_Objective_: From the listing that follows, output everything exactly except the pictures.

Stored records
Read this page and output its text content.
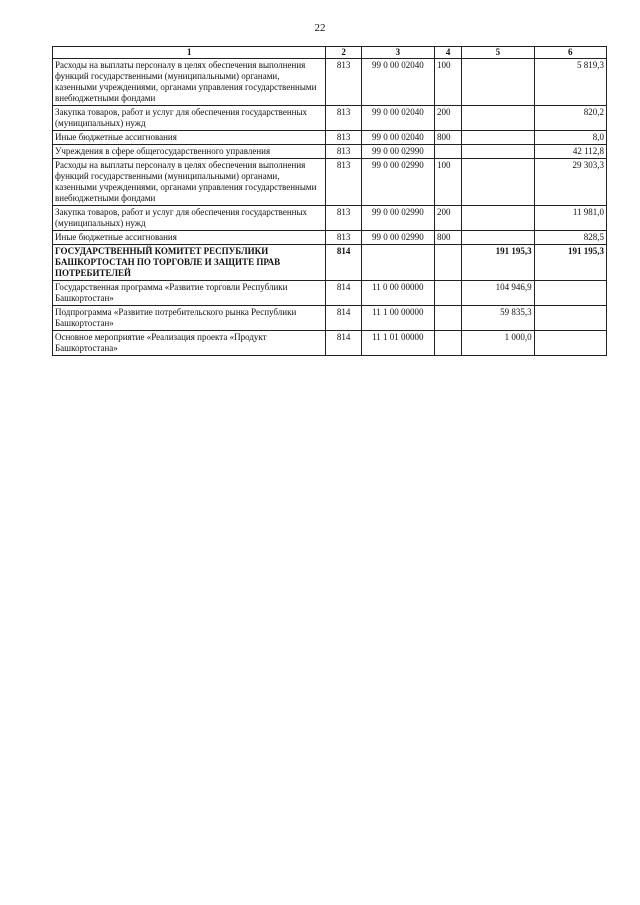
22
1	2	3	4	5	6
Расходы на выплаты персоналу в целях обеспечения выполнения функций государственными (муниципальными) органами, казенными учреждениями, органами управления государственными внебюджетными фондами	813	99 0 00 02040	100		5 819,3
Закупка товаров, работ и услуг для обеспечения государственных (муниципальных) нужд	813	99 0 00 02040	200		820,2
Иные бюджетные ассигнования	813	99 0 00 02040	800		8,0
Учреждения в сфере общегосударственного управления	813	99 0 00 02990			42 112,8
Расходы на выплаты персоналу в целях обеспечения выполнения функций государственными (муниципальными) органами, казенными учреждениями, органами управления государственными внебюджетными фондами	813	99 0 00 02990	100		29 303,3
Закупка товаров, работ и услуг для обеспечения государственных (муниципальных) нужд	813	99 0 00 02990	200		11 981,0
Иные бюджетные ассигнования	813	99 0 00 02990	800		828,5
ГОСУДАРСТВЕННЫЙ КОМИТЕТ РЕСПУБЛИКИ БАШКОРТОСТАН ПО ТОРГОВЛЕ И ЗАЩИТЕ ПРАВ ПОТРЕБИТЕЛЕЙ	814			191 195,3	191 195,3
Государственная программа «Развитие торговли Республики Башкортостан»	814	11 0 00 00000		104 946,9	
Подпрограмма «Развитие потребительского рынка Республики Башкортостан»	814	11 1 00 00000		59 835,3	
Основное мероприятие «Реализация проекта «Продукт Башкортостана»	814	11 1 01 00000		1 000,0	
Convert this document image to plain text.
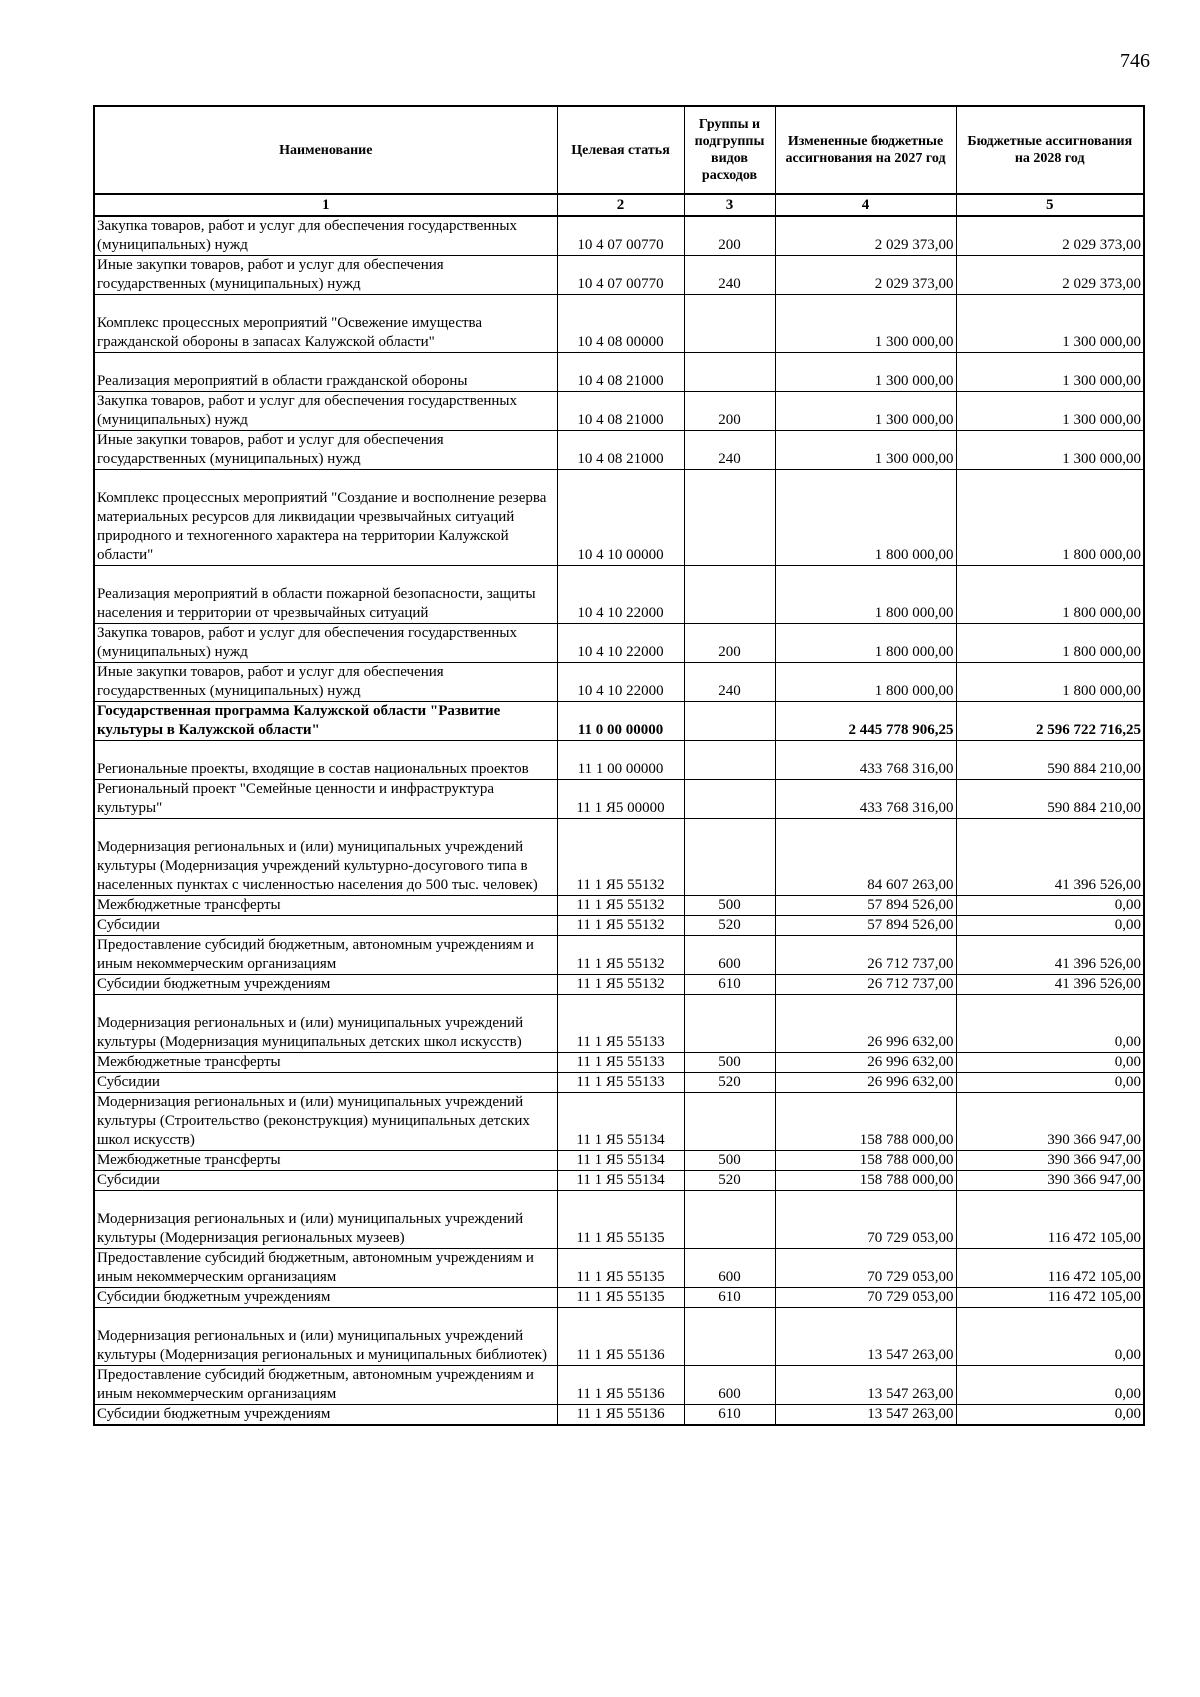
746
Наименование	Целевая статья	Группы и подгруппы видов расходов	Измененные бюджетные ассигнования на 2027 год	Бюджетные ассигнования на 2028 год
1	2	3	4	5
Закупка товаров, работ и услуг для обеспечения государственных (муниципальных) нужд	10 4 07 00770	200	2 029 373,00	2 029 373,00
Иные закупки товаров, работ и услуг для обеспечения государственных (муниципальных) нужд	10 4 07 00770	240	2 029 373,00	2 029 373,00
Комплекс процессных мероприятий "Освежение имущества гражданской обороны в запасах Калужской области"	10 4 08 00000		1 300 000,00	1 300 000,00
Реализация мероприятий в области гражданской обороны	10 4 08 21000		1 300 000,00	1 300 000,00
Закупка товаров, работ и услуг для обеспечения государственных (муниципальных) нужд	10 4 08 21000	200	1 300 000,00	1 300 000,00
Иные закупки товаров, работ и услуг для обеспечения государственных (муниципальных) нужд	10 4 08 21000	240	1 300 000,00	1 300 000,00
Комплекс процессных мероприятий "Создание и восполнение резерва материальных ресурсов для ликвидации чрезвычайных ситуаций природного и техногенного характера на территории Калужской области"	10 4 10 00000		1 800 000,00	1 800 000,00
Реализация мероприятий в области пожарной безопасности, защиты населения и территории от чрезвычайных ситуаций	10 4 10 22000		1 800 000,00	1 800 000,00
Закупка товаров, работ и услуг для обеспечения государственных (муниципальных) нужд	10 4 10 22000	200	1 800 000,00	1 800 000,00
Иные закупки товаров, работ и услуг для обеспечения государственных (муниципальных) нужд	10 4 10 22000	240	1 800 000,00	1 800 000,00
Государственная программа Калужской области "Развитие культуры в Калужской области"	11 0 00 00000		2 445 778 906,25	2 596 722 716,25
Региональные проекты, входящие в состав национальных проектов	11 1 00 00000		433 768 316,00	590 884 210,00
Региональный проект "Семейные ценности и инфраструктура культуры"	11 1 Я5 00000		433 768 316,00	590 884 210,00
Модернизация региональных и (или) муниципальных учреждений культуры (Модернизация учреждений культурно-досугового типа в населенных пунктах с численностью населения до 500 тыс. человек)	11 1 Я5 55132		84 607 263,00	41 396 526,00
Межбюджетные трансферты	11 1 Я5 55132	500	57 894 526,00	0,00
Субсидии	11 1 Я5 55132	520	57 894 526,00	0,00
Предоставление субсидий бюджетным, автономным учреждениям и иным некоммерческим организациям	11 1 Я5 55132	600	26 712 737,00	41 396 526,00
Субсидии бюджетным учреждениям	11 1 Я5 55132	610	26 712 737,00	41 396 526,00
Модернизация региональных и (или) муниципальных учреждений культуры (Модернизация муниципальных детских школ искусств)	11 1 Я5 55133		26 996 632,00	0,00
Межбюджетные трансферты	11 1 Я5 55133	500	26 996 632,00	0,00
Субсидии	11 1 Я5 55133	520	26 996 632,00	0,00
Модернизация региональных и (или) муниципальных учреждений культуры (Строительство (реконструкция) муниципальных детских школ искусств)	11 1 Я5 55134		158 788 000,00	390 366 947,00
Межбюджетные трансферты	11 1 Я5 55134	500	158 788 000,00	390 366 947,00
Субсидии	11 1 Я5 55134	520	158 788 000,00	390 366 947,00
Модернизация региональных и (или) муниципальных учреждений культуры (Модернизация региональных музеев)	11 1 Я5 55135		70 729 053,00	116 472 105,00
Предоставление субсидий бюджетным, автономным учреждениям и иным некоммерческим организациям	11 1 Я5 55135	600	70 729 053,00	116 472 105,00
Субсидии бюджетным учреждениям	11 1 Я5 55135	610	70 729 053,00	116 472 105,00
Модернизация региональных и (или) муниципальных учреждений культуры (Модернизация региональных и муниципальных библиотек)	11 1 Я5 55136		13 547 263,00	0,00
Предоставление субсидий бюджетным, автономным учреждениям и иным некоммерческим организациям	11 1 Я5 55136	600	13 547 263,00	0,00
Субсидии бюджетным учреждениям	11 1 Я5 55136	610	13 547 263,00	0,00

_Exercise output_:
Read this page and output its text content.
22
1	2	3	4	5	6
Расходы на выплаты персоналу в целях обеспечения выполнения функций государственными (муниципальными) органами, казенными учреждениями, органами управления государственными внебюджетными фондами	813	99 0 00 02040	100		5 819,3
Закупка товаров, работ и услуг для обеспечения государственных (муниципальных) нужд	813	99 0 00 02040	200		820,2
Иные бюджетные ассигнования	813	99 0 00 02040	800		8,0
Учреждения в сфере общегосударственного управления	813	99 0 00 02990			42 112,8
Расходы на выплаты персоналу в целях обеспечения выполнения функций государственными (муниципальными) органами, казенными учреждениями, органами управления государственными внебюджетными фондами	813	99 0 00 02990	100		29 303,3
Закупка товаров, работ и услуг для обеспечения государственных (муниципальных) нужд	813	99 0 00 02990	200		11 981,0
Иные бюджетные ассигнования	813	99 0 00 02990	800		828,5
ГОСУДАРСТВЕННЫЙ КОМИТЕТ РЕСПУБЛИКИ БАШКОРТОСТАН ПО ТОРГОВЛЕ И ЗАЩИТЕ ПРАВ ПОТРЕБИТЕЛЕЙ	814			191 195,3	191 195,3
Государственная программа «Развитие торговли Республики Башкортостан»	814	11 0 00 00000		104 946,9	
Подпрограмма «Развитие потребительского рынка Республики Башкортостан»	814	11 1 00 00000		59 835,3	
Основное мероприятие «Реализация проекта «Продукт Башкортостана»	814	11 1 01 00000		1 000,0	
Convert this document image to plain text.
746
Наименование	Целевая статья	Группы и подгруппы видов расходов	Измененные бюджетные ассигнования на 2027 год	Бюджетные ассигнования на 2028 год
1	2	3	4	5
Закупка товаров, работ и услуг для обеспечения государственных (муниципальных) нужд	10 4 07 00770	200	2 029 373,00	2 029 373,00
Иные закупки товаров, работ и услуг для обеспечения государственных (муниципальных) нужд	10 4 07 00770	240	2 029 373,00	2 029 373,00
Комплекс процессных мероприятий "Освежение имущества гражданской обороны в запасах Калужской области"	10 4 08 00000		1 300 000,00	1 300 000,00
Реализация мероприятий в области гражданской обороны	10 4 08 21000		1 300 000,00	1 300 000,00
Закупка товаров, работ и услуг для обеспечения государственных (муниципальных) нужд	10 4 08 21000	200	1 300 000,00	1 300 000,00
Иные закупки товаров, работ и услуг для обеспечения государственных (муниципальных) нужд	10 4 08 21000	240	1 300 000,00	1 300 000,00
Комплекс процессных мероприятий "Создание и восполнение резерва материальных ресурсов для ликвидации чрезвычайных ситуаций природного и техногенного характера на территории Калужской области"	10 4 10 00000		1 800 000,00	1 800 000,00
Реализация мероприятий в области пожарной безопасности, защиты населения и территории от чрезвычайных ситуаций	10 4 10 22000		1 800 000,00	1 800 000,00
Закупка товаров, работ и услуг для обеспечения государственных (муниципальных) нужд	10 4 10 22000	200	1 800 000,00	1 800 000,00
Иные закупки товаров, работ и услуг для обеспечения государственных (муниципальных) нужд	10 4 10 22000	240	1 800 000,00	1 800 000,00
Государственная программа Калужской области "Развитие культуры в Калужской области"	11 0 00 00000		2 445 778 906,25	2 596 722 716,25
Региональные проекты, входящие в состав национальных проектов	11 1 00 00000		433 768 316,00	590 884 210,00
Региональный проект "Семейные ценности и инфраструктура культуры"	11 1 Я5 00000		433 768 316,00	590 884 210,00
Модернизация региональных и (или) муниципальных учреждений культуры (Модернизация учреждений культурно-досугового типа в населенных пунктах с численностью населения до 500 тыс. человек)	11 1 Я5 55132		84 607 263,00	41 396 526,00
Межбюджетные трансферты	11 1 Я5 55132	500	57 894 526,00	0,00
Субсидии	11 1 Я5 55132	520	57 894 526,00	0,00
Предоставление субсидий бюджетным, автономным учреждениям и иным некоммерческим организациям	11 1 Я5 55132	600	26 712 737,00	41 396 526,00
Субсидии бюджетным учреждениям	11 1 Я5 55132	610	26 712 737,00	41 396 526,00
Модернизация региональных и (или) муниципальных учреждений культуры (Модернизация муниципальных детских школ искусств)	11 1 Я5 55133		26 996 632,00	0,00
Межбюджетные трансферты	11 1 Я5 55133	500	26 996 632,00	0,00
Субсидии	11 1 Я5 55133	520	26 996 632,00	0,00
Модернизация региональных и (или) муниципальных учреждений культуры (Строительство (реконструкция) муниципальных детских школ искусств)	11 1 Я5 55134		158 788 000,00	390 366 947,00
Межбюджетные трансферты	11 1 Я5 55134	500	158 788 000,00	390 366 947,00
Субсидии	11 1 Я5 55134	520	158 788 000,00	390 366 947,00
Модернизация региональных и (или) муниципальных учреждений культуры (Модернизация региональных музеев)	11 1 Я5 55135		70 729 053,00	116 472 105,00
Предоставление субсидий бюджетным, автономным учреждениям и иным некоммерческим организациям	11 1 Я5 55135	600	70 729 053,00	116 472 105,00
Субсидии бюджетным учреждениям	11 1 Я5 55135	610	70 729 053,00	116 472 105,00
Модернизация региональных и (или) муниципальных учреждений культуры (Модернизация региональных и муниципальных библиотек)	11 1 Я5 55136		13 547 263,00	0,00
Предоставление субсидий бюджетным, автономным учреждениям и иным некоммерческим организациям	11 1 Я5 55136	600	13 547 263,00	0,00
Субсидии бюджетным учреждениям	11 1 Я5 55136	610	13 547 263,00	0,00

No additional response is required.